The records below must be transcribed exactly. Do not include the pictures.

─── DATA SECTION

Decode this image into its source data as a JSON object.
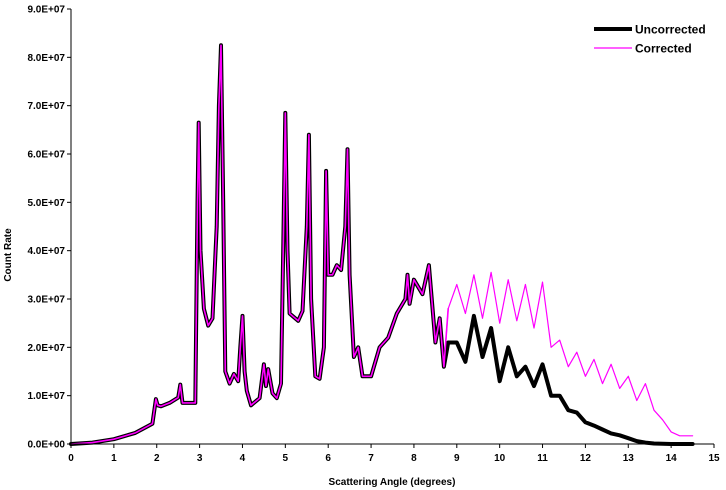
{
  "chart_data": {
    "type": "line",
    "title": "",
    "xlabel": "Scattering Angle (degrees)",
    "ylabel": "Count Rate",
    "xlim": [
      0,
      15
    ],
    "ylim": [
      0,
      90000000
    ],
    "x_ticks": [
      "0",
      "1",
      "2",
      "3",
      "4",
      "5",
      "6",
      "7",
      "8",
      "9",
      "10",
      "11",
      "12",
      "13",
      "14",
      "15"
    ],
    "y_ticks": [
      "0.0E+00",
      "1.0E+07",
      "2.0E+07",
      "3.0E+07",
      "4.0E+07",
      "5.0E+07",
      "6.0E+07",
      "7.0E+07",
      "8.0E+07",
      "9.0E+07"
    ],
    "grid": false,
    "legend_position": "top-right",
    "series": [
      {
        "name": "Uncorrected",
        "color": "#000000",
        "x": [
          0,
          0.5,
          1.0,
          1.5,
          1.9,
          1.98,
          2.02,
          2.1,
          2.3,
          2.5,
          2.55,
          2.6,
          2.9,
          2.95,
          2.98,
          3.02,
          3.1,
          3.2,
          3.3,
          3.4,
          3.45,
          3.5,
          3.55,
          3.6,
          3.7,
          3.8,
          3.9,
          3.95,
          4.0,
          4.05,
          4.1,
          4.2,
          4.4,
          4.5,
          4.55,
          4.6,
          4.7,
          4.8,
          4.9,
          4.95,
          5.0,
          5.05,
          5.1,
          5.3,
          5.4,
          5.5,
          5.55,
          5.6,
          5.7,
          5.8,
          5.9,
          5.95,
          6.0,
          6.1,
          6.2,
          6.3,
          6.4,
          6.45,
          6.5,
          6.6,
          6.7,
          6.8,
          7.0,
          7.2,
          7.4,
          7.6,
          7.8,
          7.85,
          7.9,
          8.0,
          8.2,
          8.35,
          8.5,
          8.6,
          8.7,
          8.8,
          9.0,
          9.2,
          9.4,
          9.6,
          9.8,
          10.0,
          10.2,
          10.4,
          10.6,
          10.8,
          11.0,
          11.2,
          11.4,
          11.6,
          11.8,
          12.0,
          12.2,
          12.4,
          12.6,
          12.8,
          13.0,
          13.2,
          13.4,
          13.6,
          13.8,
          14.0,
          14.2,
          14.5
        ],
        "y": [
          0,
          300000,
          1000000,
          2300000,
          4200000,
          9300000,
          8000000,
          7800000,
          8500000,
          9600000,
          12300000,
          8500000,
          8500000,
          50000000,
          66500000,
          40000000,
          28000000,
          24500000,
          26000000,
          45000000,
          70000000,
          82500000,
          50000000,
          15000000,
          12500000,
          14500000,
          13000000,
          20000000,
          26500000,
          15000000,
          11000000,
          8000000,
          9500000,
          16500000,
          12000000,
          15500000,
          10500000,
          9500000,
          12500000,
          40000000,
          68500000,
          40000000,
          27000000,
          25500000,
          27500000,
          45000000,
          64000000,
          30000000,
          14000000,
          13500000,
          20000000,
          56500000,
          35000000,
          35000000,
          37000000,
          36000000,
          45000000,
          61000000,
          35000000,
          18000000,
          20000000,
          14000000,
          14000000,
          20000000,
          22000000,
          27000000,
          30000000,
          35000000,
          29000000,
          34000000,
          31000000,
          37000000,
          21000000,
          26000000,
          16000000,
          21000000,
          21000000,
          17000000,
          26500000,
          18000000,
          24000000,
          13000000,
          20000000,
          14000000,
          16000000,
          12000000,
          16500000,
          10000000,
          10000000,
          7000000,
          6500000,
          4500000,
          3800000,
          3000000,
          2200000,
          1800000,
          1200000,
          600000,
          300000,
          100000,
          50000,
          0,
          0,
          0
        ]
      },
      {
        "name": "Corrected",
        "color": "#ff00ff",
        "x": [
          0,
          0.5,
          1.0,
          1.5,
          1.9,
          1.98,
          2.02,
          2.1,
          2.3,
          2.5,
          2.55,
          2.6,
          2.9,
          2.95,
          2.98,
          3.02,
          3.1,
          3.2,
          3.3,
          3.4,
          3.45,
          3.5,
          3.55,
          3.6,
          3.7,
          3.8,
          3.9,
          3.95,
          4.0,
          4.05,
          4.1,
          4.2,
          4.4,
          4.5,
          4.55,
          4.6,
          4.7,
          4.8,
          4.9,
          4.95,
          5.0,
          5.05,
          5.1,
          5.3,
          5.4,
          5.5,
          5.55,
          5.6,
          5.7,
          5.8,
          5.9,
          5.95,
          6.0,
          6.1,
          6.2,
          6.3,
          6.4,
          6.45,
          6.5,
          6.6,
          6.7,
          6.8,
          7.0,
          7.2,
          7.4,
          7.6,
          7.8,
          7.85,
          7.9,
          8.0,
          8.2,
          8.35,
          8.5,
          8.6,
          8.7,
          8.8,
          9.0,
          9.2,
          9.4,
          9.6,
          9.8,
          10.0,
          10.2,
          10.4,
          10.6,
          10.8,
          11.0,
          11.2,
          11.4,
          11.6,
          11.8,
          12.0,
          12.2,
          12.4,
          12.6,
          12.8,
          13.0,
          13.2,
          13.4,
          13.6,
          13.8,
          14.0,
          14.2,
          14.5
        ],
        "y": [
          0,
          300000,
          1000000,
          2300000,
          4200000,
          9300000,
          8000000,
          7800000,
          8500000,
          9600000,
          12300000,
          8500000,
          8500000,
          50000000,
          66500000,
          40000000,
          28000000,
          24500000,
          26000000,
          45000000,
          70000000,
          82500000,
          50000000,
          15000000,
          12500000,
          14500000,
          13000000,
          20000000,
          26500000,
          15000000,
          11000000,
          8000000,
          9500000,
          16500000,
          12000000,
          15500000,
          10500000,
          9500000,
          12500000,
          40000000,
          68500000,
          40000000,
          27000000,
          25500000,
          27500000,
          45000000,
          64000000,
          30000000,
          14000000,
          13500000,
          20000000,
          56500000,
          35000000,
          35000000,
          37000000,
          36000000,
          45000000,
          61000000,
          35000000,
          18000000,
          20000000,
          14000000,
          14000000,
          20000000,
          22000000,
          27000000,
          30000000,
          35000000,
          29000000,
          34000000,
          31000000,
          37000000,
          21000000,
          26000000,
          16000000,
          28000000,
          33000000,
          27000000,
          35000000,
          26000000,
          35500000,
          25000000,
          34000000,
          25500000,
          33000000,
          24000000,
          33500000,
          20000000,
          21500000,
          16000000,
          19000000,
          14000000,
          17500000,
          12500000,
          16500000,
          11500000,
          14000000,
          9000000,
          12500000,
          7000000,
          5000000,
          2500000,
          1700000,
          1700000
        ]
      }
    ]
  }
}
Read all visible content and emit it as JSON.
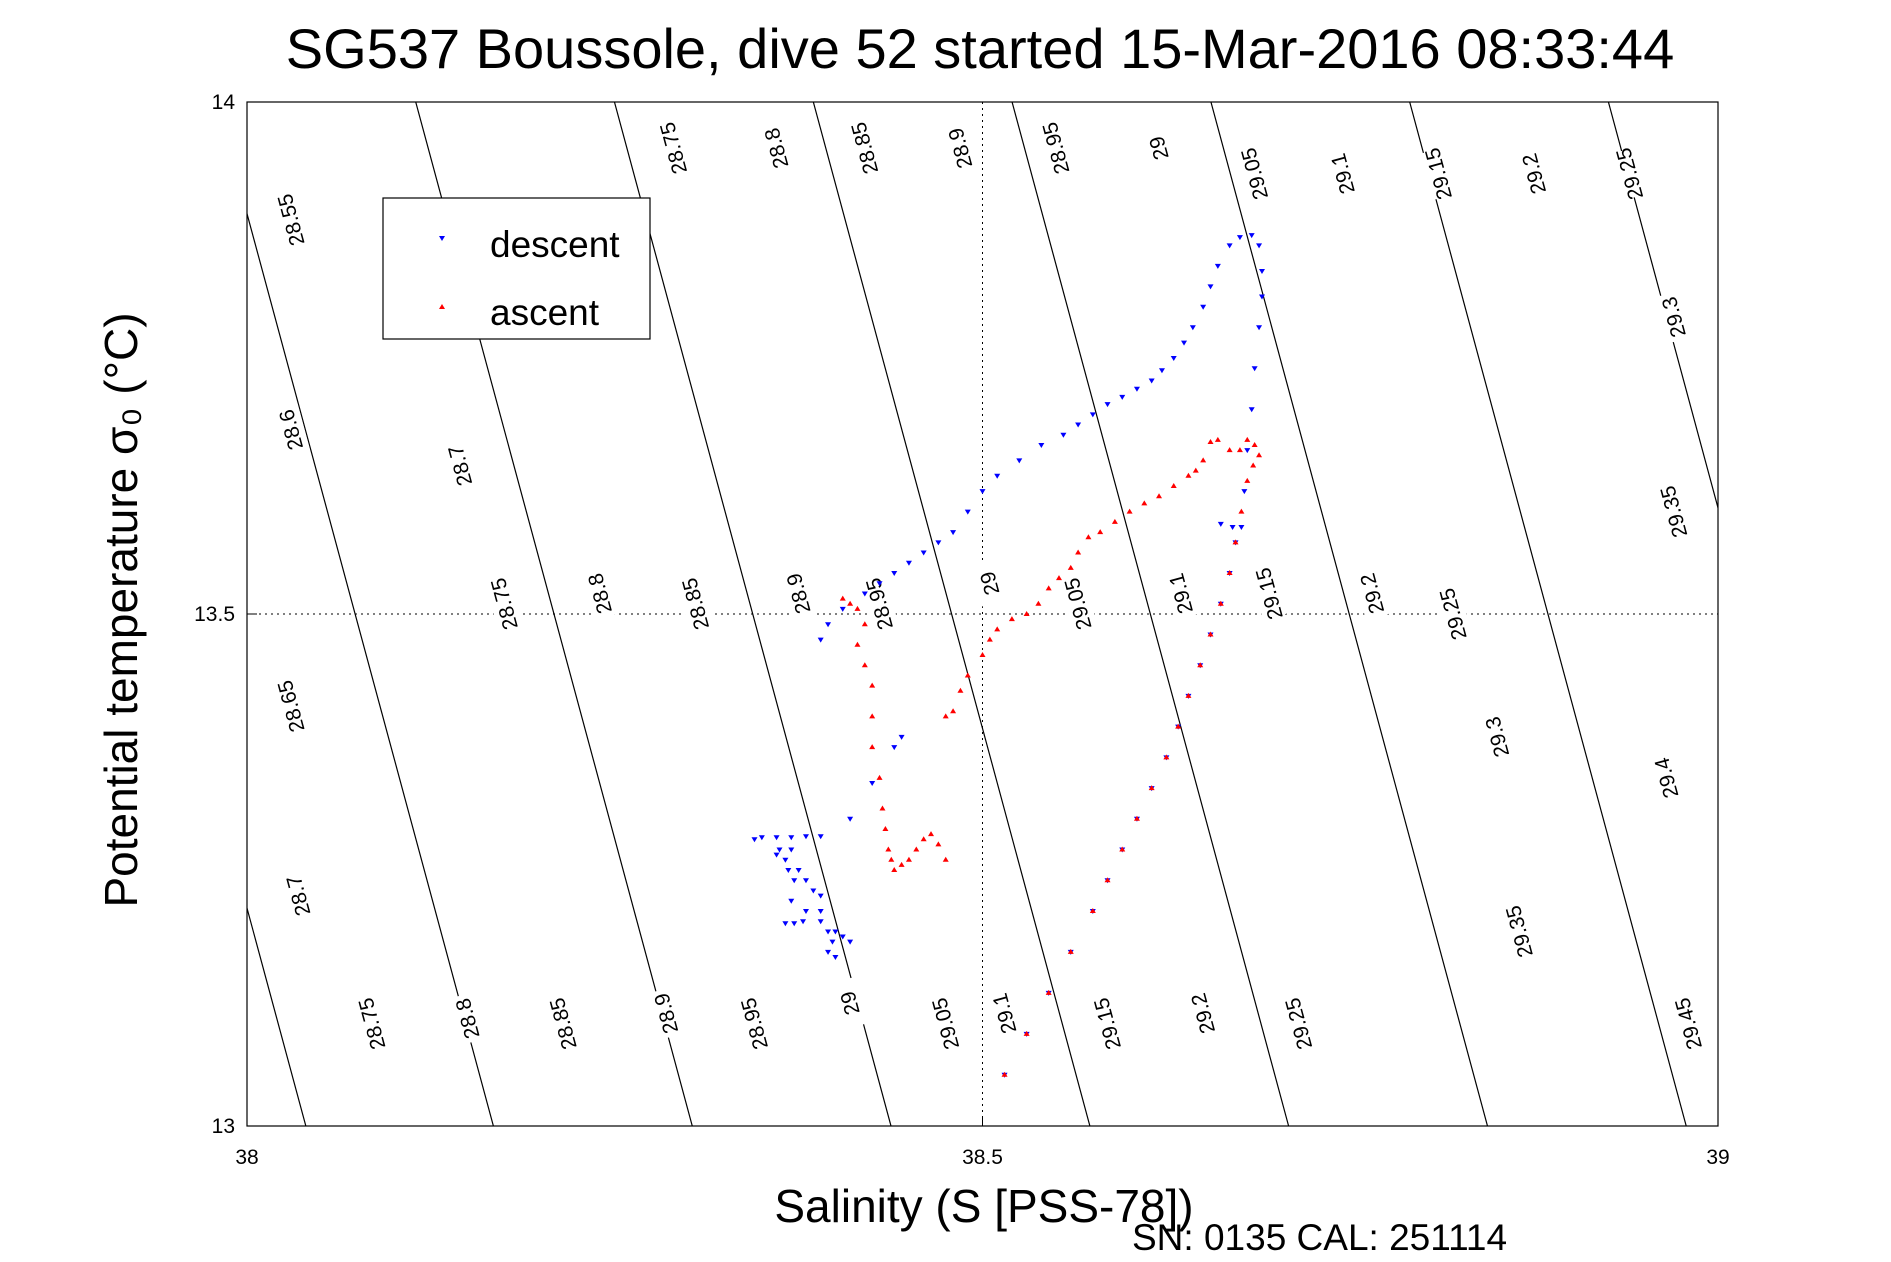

──────

* RIGHT ANSWER:
Decode this image into its source data as a JSON object.
{
  "chart_data": {
    "type": "line",
    "title": "",
    "xlabel": "Scattering Angle (degrees)",
    "ylabel": "Count Rate",
    "xlim": [
      0,
      15
    ],
    "ylim": [
      0,
      90000000
    ],
    "x_ticks": [
      "0",
      "1",
      "2",
      "3",
      "4",
      "5",
      "6",
      "7",
      "8",
      "9",
      "10",
      "11",
      "12",
      "13",
      "14",
      "15"
    ],
    "y_ticks": [
      "0.0E+00",
      "1.0E+07",
      "2.0E+07",
      "3.0E+07",
      "4.0E+07",
      "5.0E+07",
      "6.0E+07",
      "7.0E+07",
      "8.0E+07",
      "9.0E+07"
    ],
    "grid": false,
    "legend_position": "top-right",
    "series": [
      {
        "name": "Uncorrected",
        "color": "#000000",
        "x": [
          0,
          0.5,
          1.0,
          1.5,
          1.9,
          1.98,
          2.02,
          2.1,
          2.3,
          2.5,
          2.55,
          2.6,
          2.9,
          2.95,
          2.98,
          3.02,
          3.1,
          3.2,
          3.3,
          3.4,
          3.45,
          3.5,
          3.55,
          3.6,
          3.7,
          3.8,
          3.9,
          3.95,
          4.0,
          4.05,
          4.1,
          4.2,
          4.4,
          4.5,
          4.55,
          4.6,
          4.7,
          4.8,
          4.9,
          4.95,
          5.0,
          5.05,
          5.1,
          5.3,
          5.4,
          5.5,
          5.55,
          5.6,
          5.7,
          5.8,
          5.9,
          5.95,
          6.0,
          6.1,
          6.2,
          6.3,
          6.4,
          6.45,
          6.5,
          6.6,
          6.7,
          6.8,
          7.0,
          7.2,
          7.4,
          7.6,
          7.8,
          7.85,
          7.9,
          8.0,
          8.2,
          8.35,
          8.5,
          8.6,
          8.7,
          8.8,
          9.0,
          9.2,
          9.4,
          9.6,
          9.8,
          10.0,
          10.2,
          10.4,
          10.6,
          10.8,
          11.0,
          11.2,
          11.4,
          11.6,
          11.8,
          12.0,
          12.2,
          12.4,
          12.6,
          12.8,
          13.0,
          13.2,
          13.4,
          13.6,
          13.8,
          14.0,
          14.2,
          14.5
        ],
        "y": [
          0,
          300000,
          1000000,
          2300000,
          4200000,
          9300000,
          8000000,
          7800000,
          8500000,
          9600000,
          12300000,
          8500000,
          8500000,
          50000000,
          66500000,
          40000000,
          28000000,
          24500000,
          26000000,
          45000000,
          70000000,
          82500000,
          50000000,
          15000000,
          12500000,
          14500000,
          13000000,
          20000000,
          26500000,
          15000000,
          11000000,
          8000000,
          9500000,
          16500000,
          12000000,
          15500000,
          10500000,
          9500000,
          12500000,
          40000000,
          68500000,
          40000000,
          27000000,
          25500000,
          27500000,
          45000000,
          64000000,
          30000000,
          14000000,
          13500000,
          20000000,
          56500000,
          35000000,
          35000000,
          37000000,
          36000000,
          45000000,
          61000000,
          35000000,
          18000000,
          20000000,
          14000000,
          14000000,
          20000000,
          22000000,
          27000000,
          30000000,
          35000000,
          29000000,
          34000000,
          31000000,
          37000000,
          21000000,
          26000000,
          16000000,
          21000000,
          21000000,
          17000000,
          26500000,
          18000000,
          24000000,
          13000000,
          20000000,
          14000000,
          16000000,
          12000000,
          16500000,
          10000000,
          10000000,
          7000000,
          6500000,
          4500000,
          3800000,
          3000000,
          2200000,
          1800000,
          1200000,
          600000,
          300000,
          100000,
          50000,
          0,
          0,
          0
        ]
      },
      {
        "name": "Corrected",
        "color": "#ff00ff",
        "x": [
          0,
          0.5,
          1.0,
          1.5,
          1.9,
          1.98,
          2.02,
          2.1,
          2.3,
          2.5,
          2.55,
          2.6,
          2.9,
          2.95,
          2.98,
          3.02,
          3.1,
          3.2,
          3.3,
          3.4,
          3.45,
          3.5,
          3.55,
          3.6,
          3.7,
          3.8,
          3.9,
          3.95,
          4.0,
          4.05,
          4.1,
          4.2,
          4.4,
          4.5,
          4.55,
          4.6,
          4.7,
          4.8,
          4.9,
          4.95,
          5.0,
          5.05,
          5.1,
          5.3,
          5.4,
          5.5,
          5.55,
          5.6,
          5.7,
          5.8,
          5.9,
          5.95,
          6.0,
          6.1,
          6.2,
          6.3,
          6.4,
          6.45,
          6.5,
          6.6,
          6.7,
          6.8,
          7.0,
          7.2,
          7.4,
          7.6,
          7.8,
          7.85,
          7.9,
          8.0,
          8.2,
          8.35,
          8.5,
          8.6,
          8.7,
          8.8,
          9.0,
          9.2,
          9.4,
          9.6,
          9.8,
          10.0,
          10.2,
          10.4,
          10.6,
          10.8,
          11.0,
          11.2,
          11.4,
          11.6,
          11.8,
          12.0,
          12.2,
          12.4,
          12.6,
          12.8,
          13.0,
          13.2,
          13.4,
          13.6,
          13.8,
          14.0,
          14.2,
          14.5
        ],
        "y": [
          0,
          300000,
          1000000,
          2300000,
          4200000,
          9300000,
          8000000,
          7800000,
          8500000,
          9600000,
          12300000,
          8500000,
          8500000,
          50000000,
          66500000,
          40000000,
          28000000,
          24500000,
          26000000,
          45000000,
          70000000,
          82500000,
          50000000,
          15000000,
          12500000,
          14500000,
          13000000,
          20000000,
          26500000,
          15000000,
          11000000,
          8000000,
          9500000,
          16500000,
          12000000,
          15500000,
          10500000,
          9500000,
          12500000,
          40000000,
          68500000,
          40000000,
          27000000,
          25500000,
          27500000,
          45000000,
          64000000,
          30000000,
          14000000,
          13500000,
          20000000,
          56500000,
          35000000,
          35000000,
          37000000,
          36000000,
          45000000,
          61000000,
          35000000,
          18000000,
          20000000,
          14000000,
          14000000,
          20000000,
          22000000,
          27000000,
          30000000,
          35000000,
          29000000,
          34000000,
          31000000,
          37000000,
          21000000,
          26000000,
          16000000,
          28000000,
          33000000,
          27000000,
          35000000,
          26000000,
          35500000,
          25000000,
          34000000,
          25500000,
          33000000,
          24000000,
          33500000,
          20000000,
          21500000,
          16000000,
          19000000,
          14000000,
          17500000,
          12500000,
          16500000,
          11500000,
          14000000,
          9000000,
          12500000,
          7000000,
          5000000,
          2500000,
          1700000,
          1700000
        ]
      }
    ]
  }
}
Read all visible content and emit it as JSON.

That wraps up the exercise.